* Stored dataset items
........

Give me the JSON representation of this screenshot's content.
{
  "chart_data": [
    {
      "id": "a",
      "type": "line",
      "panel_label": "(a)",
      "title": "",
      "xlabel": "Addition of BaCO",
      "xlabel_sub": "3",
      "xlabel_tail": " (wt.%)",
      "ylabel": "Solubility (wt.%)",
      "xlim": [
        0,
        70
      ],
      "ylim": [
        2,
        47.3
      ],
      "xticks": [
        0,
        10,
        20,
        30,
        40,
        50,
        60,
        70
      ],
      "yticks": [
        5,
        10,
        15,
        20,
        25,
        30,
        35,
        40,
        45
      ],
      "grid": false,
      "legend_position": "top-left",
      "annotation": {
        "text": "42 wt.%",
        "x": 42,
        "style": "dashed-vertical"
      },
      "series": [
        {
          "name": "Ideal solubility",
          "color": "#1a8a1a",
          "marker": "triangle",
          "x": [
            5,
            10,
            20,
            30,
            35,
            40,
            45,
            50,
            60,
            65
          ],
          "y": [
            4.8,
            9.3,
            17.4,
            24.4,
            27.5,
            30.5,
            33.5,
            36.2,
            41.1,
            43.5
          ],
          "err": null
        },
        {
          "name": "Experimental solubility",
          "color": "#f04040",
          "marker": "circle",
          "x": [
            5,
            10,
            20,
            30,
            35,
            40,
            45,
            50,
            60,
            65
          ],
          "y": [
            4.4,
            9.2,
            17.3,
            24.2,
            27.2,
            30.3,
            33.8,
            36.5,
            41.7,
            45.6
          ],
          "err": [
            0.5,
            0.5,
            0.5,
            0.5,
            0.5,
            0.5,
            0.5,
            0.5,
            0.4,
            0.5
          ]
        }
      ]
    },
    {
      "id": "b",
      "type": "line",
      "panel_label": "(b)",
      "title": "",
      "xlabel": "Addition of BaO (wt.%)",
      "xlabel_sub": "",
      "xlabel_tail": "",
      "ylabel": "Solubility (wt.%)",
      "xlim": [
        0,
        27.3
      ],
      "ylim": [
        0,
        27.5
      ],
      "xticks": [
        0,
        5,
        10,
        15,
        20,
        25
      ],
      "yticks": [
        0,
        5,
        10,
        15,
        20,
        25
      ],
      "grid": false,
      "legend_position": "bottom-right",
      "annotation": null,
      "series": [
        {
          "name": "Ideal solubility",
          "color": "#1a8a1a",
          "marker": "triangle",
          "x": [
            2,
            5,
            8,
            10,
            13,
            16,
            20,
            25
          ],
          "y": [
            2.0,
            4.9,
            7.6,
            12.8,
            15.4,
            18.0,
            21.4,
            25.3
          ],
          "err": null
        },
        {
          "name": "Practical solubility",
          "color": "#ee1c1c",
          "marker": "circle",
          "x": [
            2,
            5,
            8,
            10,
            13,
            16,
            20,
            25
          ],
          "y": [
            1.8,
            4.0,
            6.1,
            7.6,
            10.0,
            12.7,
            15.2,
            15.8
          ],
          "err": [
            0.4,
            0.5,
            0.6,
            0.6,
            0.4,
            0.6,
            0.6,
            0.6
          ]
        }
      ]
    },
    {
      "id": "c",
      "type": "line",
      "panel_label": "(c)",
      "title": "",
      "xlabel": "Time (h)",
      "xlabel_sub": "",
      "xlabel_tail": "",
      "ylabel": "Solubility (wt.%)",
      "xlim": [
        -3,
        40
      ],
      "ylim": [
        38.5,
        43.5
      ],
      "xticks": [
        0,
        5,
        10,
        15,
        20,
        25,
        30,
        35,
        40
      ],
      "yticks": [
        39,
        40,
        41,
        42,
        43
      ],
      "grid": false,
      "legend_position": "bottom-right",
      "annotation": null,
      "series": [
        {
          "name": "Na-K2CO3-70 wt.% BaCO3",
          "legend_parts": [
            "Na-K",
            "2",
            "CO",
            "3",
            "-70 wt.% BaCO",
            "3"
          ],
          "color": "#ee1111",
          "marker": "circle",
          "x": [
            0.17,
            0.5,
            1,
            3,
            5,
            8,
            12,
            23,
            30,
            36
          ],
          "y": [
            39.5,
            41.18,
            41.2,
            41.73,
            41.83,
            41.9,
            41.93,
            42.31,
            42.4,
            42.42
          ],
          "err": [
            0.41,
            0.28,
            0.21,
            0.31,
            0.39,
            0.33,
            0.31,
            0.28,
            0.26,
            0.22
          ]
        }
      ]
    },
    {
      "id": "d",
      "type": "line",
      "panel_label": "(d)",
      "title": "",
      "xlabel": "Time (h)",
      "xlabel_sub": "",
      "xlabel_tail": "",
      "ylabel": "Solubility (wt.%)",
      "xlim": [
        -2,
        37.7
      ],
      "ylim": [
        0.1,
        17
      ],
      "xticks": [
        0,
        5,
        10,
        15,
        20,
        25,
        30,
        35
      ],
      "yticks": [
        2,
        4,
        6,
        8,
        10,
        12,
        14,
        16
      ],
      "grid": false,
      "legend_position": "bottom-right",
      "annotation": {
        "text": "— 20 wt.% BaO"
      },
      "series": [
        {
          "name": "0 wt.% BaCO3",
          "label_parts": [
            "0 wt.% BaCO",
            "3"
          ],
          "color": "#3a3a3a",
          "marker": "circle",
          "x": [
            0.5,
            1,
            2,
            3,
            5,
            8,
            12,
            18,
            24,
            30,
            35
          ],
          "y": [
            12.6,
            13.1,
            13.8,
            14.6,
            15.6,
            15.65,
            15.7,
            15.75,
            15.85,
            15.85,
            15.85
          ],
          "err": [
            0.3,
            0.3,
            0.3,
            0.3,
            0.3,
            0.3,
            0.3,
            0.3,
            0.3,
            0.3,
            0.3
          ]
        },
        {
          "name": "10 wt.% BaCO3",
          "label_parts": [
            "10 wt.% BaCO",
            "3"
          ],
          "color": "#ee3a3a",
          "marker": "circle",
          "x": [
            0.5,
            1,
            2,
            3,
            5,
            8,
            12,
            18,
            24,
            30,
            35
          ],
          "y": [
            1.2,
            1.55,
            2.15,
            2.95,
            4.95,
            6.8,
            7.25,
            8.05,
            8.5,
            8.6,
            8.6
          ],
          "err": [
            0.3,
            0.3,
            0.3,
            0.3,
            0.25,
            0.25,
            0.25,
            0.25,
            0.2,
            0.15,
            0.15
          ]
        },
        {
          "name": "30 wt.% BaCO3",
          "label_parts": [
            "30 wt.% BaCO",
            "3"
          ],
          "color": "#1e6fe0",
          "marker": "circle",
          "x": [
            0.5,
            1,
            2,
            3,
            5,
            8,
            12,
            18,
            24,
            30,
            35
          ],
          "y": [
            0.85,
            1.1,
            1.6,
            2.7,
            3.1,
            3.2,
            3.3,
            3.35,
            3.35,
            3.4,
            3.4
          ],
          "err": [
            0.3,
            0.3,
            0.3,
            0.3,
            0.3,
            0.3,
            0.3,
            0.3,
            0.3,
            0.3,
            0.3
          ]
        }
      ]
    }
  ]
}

........

Your task is to print all of the records exactly.

Give me the JSON representation of this screenshot's content.
{
  "chart_data": [
    {
      "id": "a",
      "type": "line",
      "panel_label": "(a)",
      "title": "",
      "xlabel": "Addition of BaCO",
      "xlabel_sub": "3",
      "xlabel_tail": " (wt.%)",
      "ylabel": "Solubility (wt.%)",
      "xlim": [
        0,
        70
      ],
      "ylim": [
        2,
        47.3
      ],
      "xticks": [
        0,
        10,
        20,
        30,
        40,
        50,
        60,
        70
      ],
      "yticks": [
        5,
        10,
        15,
        20,
        25,
        30,
        35,
        40,
        45
      ],
      "grid": false,
      "legend_position": "top-left",
      "annotation": {
        "text": "42 wt.%",
        "x": 42,
        "style": "dashed-vertical"
      },
      "series": [
        {
          "name": "Ideal solubility",
          "color": "#1a8a1a",
          "marker": "triangle",
          "x": [
            5,
            10,
            20,
            30,
            35,
            40,
            45,
            50,
            60,
            65
          ],
          "y": [
            4.8,
            9.3,
            17.4,
            24.4,
            27.5,
            30.5,
            33.5,
            36.2,
            41.1,
            43.5
          ],
          "err": null
        },
        {
          "name": "Experimental solubility",
          "color": "#f04040",
          "marker": "circle",
          "x": [
            5,
            10,
            20,
            30,
            35,
            40,
            45,
            50,
            60,
            65
          ],
          "y": [
            4.4,
            9.2,
            17.3,
            24.2,
            27.2,
            30.3,
            33.8,
            36.5,
            41.7,
            45.6
          ],
          "err": [
            0.5,
            0.5,
            0.5,
            0.5,
            0.5,
            0.5,
            0.5,
            0.5,
            0.4,
            0.5
          ]
        }
      ]
    },
    {
      "id": "b",
      "type": "line",
      "panel_label": "(b)",
      "title": "",
      "xlabel": "Addition of BaO (wt.%)",
      "xlabel_sub": "",
      "xlabel_tail": "",
      "ylabel": "Solubility (wt.%)",
      "xlim": [
        0,
        27.3
      ],
      "ylim": [
        0,
        27.5
      ],
      "xticks": [
        0,
        5,
        10,
        15,
        20,
        25
      ],
      "yticks": [
        0,
        5,
        10,
        15,
        20,
        25
      ],
      "grid": false,
      "legend_position": "bottom-right",
      "annotation": null,
      "series": [
        {
          "name": "Ideal solubility",
          "color": "#1a8a1a",
          "marker": "triangle",
          "x": [
            2,
            5,
            8,
            10,
            13,
            16,
            20,
            25
          ],
          "y": [
            2.0,
            4.9,
            7.6,
            12.8,
            15.4,
            18.0,
            21.4,
            25.3
          ],
          "err": null
        },
        {
          "name": "Practical solubility",
          "color": "#ee1c1c",
          "marker": "circle",
          "x": [
            2,
            5,
            8,
            10,
            13,
            16,
            20,
            25
          ],
          "y": [
            1.8,
            4.0,
            6.1,
            7.6,
            10.0,
            12.7,
            15.2,
            15.8
          ],
          "err": [
            0.4,
            0.5,
            0.6,
            0.6,
            0.4,
            0.6,
            0.6,
            0.6
          ]
        }
      ]
    },
    {
      "id": "c",
      "type": "line",
      "panel_label": "(c)",
      "title": "",
      "xlabel": "Time (h)",
      "xlabel_sub": "",
      "xlabel_tail": "",
      "ylabel": "Solubility (wt.%)",
      "xlim": [
        -3,
        40
      ],
      "ylim": [
        38.5,
        43.5
      ],
      "xticks": [
        0,
        5,
        10,
        15,
        20,
        25,
        30,
        35,
        40
      ],
      "yticks": [
        39,
        40,
        41,
        42,
        43
      ],
      "grid": false,
      "legend_position": "bottom-right",
      "annotation": null,
      "series": [
        {
          "name": "Na-K2CO3-70 wt.% BaCO3",
          "legend_parts": [
            "Na-K",
            "2",
            "CO",
            "3",
            "-70 wt.% BaCO",
            "3"
          ],
          "color": "#ee1111",
          "marker": "circle",
          "x": [
            0.17,
            0.5,
            1,
            3,
            5,
            8,
            12,
            23,
            30,
            36
          ],
          "y": [
            39.5,
            41.18,
            41.2,
            41.73,
            41.83,
            41.9,
            41.93,
            42.31,
            42.4,
            42.42
          ],
          "err": [
            0.41,
            0.28,
            0.21,
            0.31,
            0.39,
            0.33,
            0.31,
            0.28,
            0.26,
            0.22
          ]
        }
      ]
    },
    {
      "id": "d",
      "type": "line",
      "panel_label": "(d)",
      "title": "",
      "xlabel": "Time (h)",
      "xlabel_sub": "",
      "xlabel_tail": "",
      "ylabel": "Solubility (wt.%)",
      "xlim": [
        -2,
        37.7
      ],
      "ylim": [
        0.1,
        17
      ],
      "xticks": [
        0,
        5,
        10,
        15,
        20,
        25,
        30,
        35
      ],
      "yticks": [
        2,
        4,
        6,
        8,
        10,
        12,
        14,
        16
      ],
      "grid": false,
      "legend_position": "bottom-right",
      "annotation": {
        "text": "— 20 wt.% BaO"
      },
      "series": [
        {
          "name": "0 wt.% BaCO3",
          "label_parts": [
            "0 wt.% BaCO",
            "3"
          ],
          "color": "#3a3a3a",
          "marker": "circle",
          "x": [
            0.5,
            1,
            2,
            3,
            5,
            8,
            12,
            18,
            24,
            30,
            35
          ],
          "y": [
            12.6,
            13.1,
            13.8,
            14.6,
            15.6,
            15.65,
            15.7,
            15.75,
            15.85,
            15.85,
            15.85
          ],
          "err": [
            0.3,
            0.3,
            0.3,
            0.3,
            0.3,
            0.3,
            0.3,
            0.3,
            0.3,
            0.3,
            0.3
          ]
        },
        {
          "name": "10 wt.% BaCO3",
          "label_parts": [
            "10 wt.% BaCO",
            "3"
          ],
          "color": "#ee3a3a",
          "marker": "circle",
          "x": [
            0.5,
            1,
            2,
            3,
            5,
            8,
            12,
            18,
            24,
            30,
            35
          ],
          "y": [
            1.2,
            1.55,
            2.15,
            2.95,
            4.95,
            6.8,
            7.25,
            8.05,
            8.5,
            8.6,
            8.6
          ],
          "err": [
            0.3,
            0.3,
            0.3,
            0.3,
            0.25,
            0.25,
            0.25,
            0.25,
            0.2,
            0.15,
            0.15
          ]
        },
        {
          "name": "30 wt.% BaCO3",
          "label_parts": [
            "30 wt.% BaCO",
            "3"
          ],
          "color": "#1e6fe0",
          "marker": "circle",
          "x": [
            0.5,
            1,
            2,
            3,
            5,
            8,
            12,
            18,
            24,
            30,
            35
          ],
          "y": [
            0.85,
            1.1,
            1.6,
            2.7,
            3.1,
            3.2,
            3.3,
            3.35,
            3.35,
            3.4,
            3.4
          ],
          "err": [
            0.3,
            0.3,
            0.3,
            0.3,
            0.3,
            0.3,
            0.3,
            0.3,
            0.3,
            0.3,
            0.3
          ]
        }
      ]
    }
  ]
}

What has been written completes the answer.